**** Supplied entries ****

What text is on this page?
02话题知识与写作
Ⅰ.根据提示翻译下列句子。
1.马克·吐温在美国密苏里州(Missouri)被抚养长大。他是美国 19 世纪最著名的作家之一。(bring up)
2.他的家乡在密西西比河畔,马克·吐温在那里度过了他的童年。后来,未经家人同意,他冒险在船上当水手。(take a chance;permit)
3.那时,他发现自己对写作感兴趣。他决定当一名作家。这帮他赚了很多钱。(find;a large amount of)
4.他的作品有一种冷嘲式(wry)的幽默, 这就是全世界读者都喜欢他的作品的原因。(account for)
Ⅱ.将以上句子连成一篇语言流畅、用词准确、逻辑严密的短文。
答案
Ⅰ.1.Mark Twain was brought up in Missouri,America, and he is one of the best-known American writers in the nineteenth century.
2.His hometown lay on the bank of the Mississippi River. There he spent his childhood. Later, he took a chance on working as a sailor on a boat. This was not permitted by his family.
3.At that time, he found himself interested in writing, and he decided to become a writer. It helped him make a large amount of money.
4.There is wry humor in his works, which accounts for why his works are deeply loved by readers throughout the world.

****

Problem to work on
Print out the whole listing exactly as it appears.

Result of the exercise
What text is on this page?
02话题知识与写作
Ⅰ.根据提示翻译下列句子。
1.马克·吐温在美国密苏里州(Missouri)被抚养长大。他是美国 19 世纪最著名的作家之一。(bring up)
2.他的家乡在密西西比河畔,马克·吐温在那里度过了他的童年。后来,未经家人同意,他冒险在船上当水手。(take a chance;permit)
3.那时,他发现自己对写作感兴趣。他决定当一名作家。这帮他赚了很多钱。(find;a large amount of)
4.他的作品有一种冷嘲式(wry)的幽默, 这就是全世界读者都喜欢他的作品的原因。(account for)
Ⅱ.将以上句子连成一篇语言流畅、用词准确、逻辑严密的短文。
答案
Ⅰ.1.Mark Twain was brought up in Missouri,America, and he is one of the best-known American writers in the nineteenth century.
2.His hometown lay on the bank of the Mississippi River. There he spent his childhood. Later, he took a chance on working as a sailor on a boat. This was not permitted by his family.
3.At that time, he found himself interested in writing, and he decided to become a writer. It helped him make a large amount of money.
4.There is wry humor in his works, which accounts for why his works are deeply loved by readers throughout the world.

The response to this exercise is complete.